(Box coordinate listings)

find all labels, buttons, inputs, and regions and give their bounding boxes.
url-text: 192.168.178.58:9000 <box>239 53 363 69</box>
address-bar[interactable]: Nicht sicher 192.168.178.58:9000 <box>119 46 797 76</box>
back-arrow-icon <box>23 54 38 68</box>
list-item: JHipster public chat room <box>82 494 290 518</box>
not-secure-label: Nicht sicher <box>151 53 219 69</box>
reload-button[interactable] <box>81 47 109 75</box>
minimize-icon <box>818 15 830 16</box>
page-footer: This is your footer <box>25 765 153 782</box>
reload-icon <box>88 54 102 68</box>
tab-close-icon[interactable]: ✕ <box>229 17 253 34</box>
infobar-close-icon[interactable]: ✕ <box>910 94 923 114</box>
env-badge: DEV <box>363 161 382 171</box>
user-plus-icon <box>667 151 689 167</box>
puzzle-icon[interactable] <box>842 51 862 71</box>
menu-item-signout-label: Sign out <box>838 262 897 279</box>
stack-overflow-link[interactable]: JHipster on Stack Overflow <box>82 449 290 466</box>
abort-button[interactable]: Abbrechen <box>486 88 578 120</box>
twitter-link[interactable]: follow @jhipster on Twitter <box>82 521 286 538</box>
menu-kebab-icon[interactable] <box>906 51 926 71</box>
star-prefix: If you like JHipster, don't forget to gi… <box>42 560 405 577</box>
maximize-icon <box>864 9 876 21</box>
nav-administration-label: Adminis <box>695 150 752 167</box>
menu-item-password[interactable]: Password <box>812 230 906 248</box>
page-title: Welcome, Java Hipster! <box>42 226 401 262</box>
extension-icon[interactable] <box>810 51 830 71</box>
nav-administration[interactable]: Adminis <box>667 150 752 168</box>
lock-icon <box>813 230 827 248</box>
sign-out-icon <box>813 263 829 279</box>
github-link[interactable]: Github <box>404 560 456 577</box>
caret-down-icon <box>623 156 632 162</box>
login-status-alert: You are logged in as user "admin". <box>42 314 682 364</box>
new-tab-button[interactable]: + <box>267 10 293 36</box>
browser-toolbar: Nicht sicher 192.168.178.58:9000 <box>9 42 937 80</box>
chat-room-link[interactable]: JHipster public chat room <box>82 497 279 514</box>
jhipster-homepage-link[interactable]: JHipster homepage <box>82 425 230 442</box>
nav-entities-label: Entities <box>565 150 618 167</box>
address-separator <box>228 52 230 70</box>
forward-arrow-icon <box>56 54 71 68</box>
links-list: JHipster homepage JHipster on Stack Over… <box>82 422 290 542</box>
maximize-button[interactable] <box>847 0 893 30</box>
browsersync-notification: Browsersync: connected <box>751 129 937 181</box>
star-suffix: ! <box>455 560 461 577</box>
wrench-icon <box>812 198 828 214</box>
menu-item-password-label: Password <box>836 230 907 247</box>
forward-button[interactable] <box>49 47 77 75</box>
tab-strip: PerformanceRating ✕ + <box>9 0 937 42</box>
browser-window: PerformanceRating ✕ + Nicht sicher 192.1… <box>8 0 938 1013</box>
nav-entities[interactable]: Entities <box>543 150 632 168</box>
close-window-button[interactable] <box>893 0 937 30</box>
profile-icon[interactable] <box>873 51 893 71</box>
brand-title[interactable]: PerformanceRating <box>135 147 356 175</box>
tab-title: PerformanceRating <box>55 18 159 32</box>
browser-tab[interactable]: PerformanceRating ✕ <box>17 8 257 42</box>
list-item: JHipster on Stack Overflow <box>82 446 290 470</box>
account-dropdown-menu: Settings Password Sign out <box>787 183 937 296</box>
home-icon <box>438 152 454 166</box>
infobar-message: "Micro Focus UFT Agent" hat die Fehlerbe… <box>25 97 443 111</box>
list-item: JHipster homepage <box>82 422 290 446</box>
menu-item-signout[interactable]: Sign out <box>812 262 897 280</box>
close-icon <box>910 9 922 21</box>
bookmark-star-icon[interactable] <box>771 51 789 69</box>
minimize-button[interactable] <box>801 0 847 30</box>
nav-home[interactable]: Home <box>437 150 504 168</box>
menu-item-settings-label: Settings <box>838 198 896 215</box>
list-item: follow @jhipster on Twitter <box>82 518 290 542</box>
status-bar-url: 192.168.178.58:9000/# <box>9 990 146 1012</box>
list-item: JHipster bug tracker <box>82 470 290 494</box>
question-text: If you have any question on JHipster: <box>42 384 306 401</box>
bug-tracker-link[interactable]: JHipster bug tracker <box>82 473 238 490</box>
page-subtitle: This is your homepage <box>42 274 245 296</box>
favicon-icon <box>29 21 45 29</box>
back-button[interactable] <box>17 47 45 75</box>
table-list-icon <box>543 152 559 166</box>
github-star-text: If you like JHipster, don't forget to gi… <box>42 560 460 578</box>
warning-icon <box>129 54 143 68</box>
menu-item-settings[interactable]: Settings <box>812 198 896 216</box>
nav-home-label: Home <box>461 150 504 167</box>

- _What you are asked to do_: Rewrite the data above with every occurrence of "Nicht sicher" changed to "Not secure" and all other text left unchanged.

- _Final answer_:
find all labels, buttons, inputs, and regions and give their bounding boxes.
url-text: 192.168.178.58:9000 <box>239 53 363 69</box>
address-bar[interactable]: Not secure 192.168.178.58:9000 <box>119 46 797 76</box>
back-arrow-icon <box>23 54 38 68</box>
list-item: JHipster public chat room <box>82 494 290 518</box>
not-secure-label: Not secure <box>151 53 219 69</box>
reload-button[interactable] <box>81 47 109 75</box>
minimize-icon <box>818 15 830 16</box>
page-footer: This is your footer <box>25 765 153 782</box>
reload-icon <box>88 54 102 68</box>
tab-close-icon[interactable]: ✕ <box>229 17 253 34</box>
infobar-close-icon[interactable]: ✕ <box>910 94 923 114</box>
env-badge: DEV <box>363 161 382 171</box>
user-plus-icon <box>667 151 689 167</box>
puzzle-icon[interactable] <box>842 51 862 71</box>
menu-item-signout-label: Sign out <box>838 262 897 279</box>
stack-overflow-link[interactable]: JHipster on Stack Overflow <box>82 449 290 466</box>
abort-button[interactable]: Abbrechen <box>486 88 578 120</box>
twitter-link[interactable]: follow @jhipster on Twitter <box>82 521 286 538</box>
menu-kebab-icon[interactable] <box>906 51 926 71</box>
star-prefix: If you like JHipster, don't forget to gi… <box>42 560 405 577</box>
maximize-icon <box>864 9 876 21</box>
nav-administration-label: Adminis <box>695 150 752 167</box>
menu-item-password[interactable]: Password <box>812 230 906 248</box>
page-title: Welcome, Java Hipster! <box>42 226 401 262</box>
extension-icon[interactable] <box>810 51 830 71</box>
nav-administration[interactable]: Adminis <box>667 150 752 168</box>
lock-icon <box>813 230 827 248</box>
sign-out-icon <box>813 263 829 279</box>
github-link[interactable]: Github <box>404 560 456 577</box>
caret-down-icon <box>623 156 632 162</box>
login-status-alert: You are logged in as user "admin". <box>42 314 682 364</box>
new-tab-button[interactable]: + <box>267 10 293 36</box>
browser-toolbar: Not secure 192.168.178.58:9000 <box>9 42 937 80</box>
chat-room-link[interactable]: JHipster public chat room <box>82 497 279 514</box>
jhipster-homepage-link[interactable]: JHipster homepage <box>82 425 230 442</box>
nav-entities-label: Entities <box>565 150 618 167</box>
address-separator <box>228 52 230 70</box>
forward-arrow-icon <box>56 54 71 68</box>
links-list: JHipster homepage JHipster on Stack Over… <box>82 422 290 542</box>
maximize-button[interactable] <box>847 0 893 30</box>
browsersync-notification: Browsersync: connected <box>751 129 937 181</box>
star-suffix: ! <box>455 560 461 577</box>
wrench-icon <box>812 198 828 214</box>
menu-item-password-label: Password <box>836 230 907 247</box>
forward-button[interactable] <box>49 47 77 75</box>
tab-strip: PerformanceRating ✕ + <box>9 0 937 42</box>
browser-window: PerformanceRating ✕ + Not secure 192.1… <box>8 0 938 1013</box>
nav-entities[interactable]: Entities <box>543 150 632 168</box>
close-window-button[interactable] <box>893 0 937 30</box>
profile-icon[interactable] <box>873 51 893 71</box>
brand-title[interactable]: PerformanceRating <box>135 147 356 175</box>
tab-title: PerformanceRating <box>55 18 159 32</box>
browser-tab[interactable]: PerformanceRating ✕ <box>17 8 257 42</box>
list-item: JHipster on Stack Overflow <box>82 446 290 470</box>
account-dropdown-menu: Settings Password Sign out <box>787 183 937 296</box>
home-icon <box>438 152 454 166</box>
infobar-message: "Micro Focus UFT Agent" hat die Fehlerbe… <box>25 97 443 111</box>
list-item: JHipster homepage <box>82 422 290 446</box>
menu-item-signout[interactable]: Sign out <box>812 262 897 280</box>
close-icon <box>910 9 922 21</box>
bookmark-star-icon[interactable] <box>771 51 789 69</box>
minimize-button[interactable] <box>801 0 847 30</box>
nav-home[interactable]: Home <box>437 150 504 168</box>
menu-item-settings-label: Settings <box>838 198 896 215</box>
list-item: follow @jhipster on Twitter <box>82 518 290 542</box>
status-bar-url: 192.168.178.58:9000/# <box>9 990 146 1012</box>
list-item: JHipster bug tracker <box>82 470 290 494</box>
question-text: If you have any question on JHipster: <box>42 384 306 401</box>
bug-tracker-link[interactable]: JHipster bug tracker <box>82 473 238 490</box>
page-subtitle: This is your homepage <box>42 274 245 296</box>
favicon-icon <box>29 21 45 29</box>
back-button[interactable] <box>17 47 45 75</box>
table-list-icon <box>543 152 559 166</box>
github-star-text: If you like JHipster, don't forget to gi… <box>42 560 460 578</box>
warning-icon <box>129 54 143 68</box>
menu-item-settings[interactable]: Settings <box>812 198 896 216</box>
nav-home-label: Home <box>461 150 504 167</box>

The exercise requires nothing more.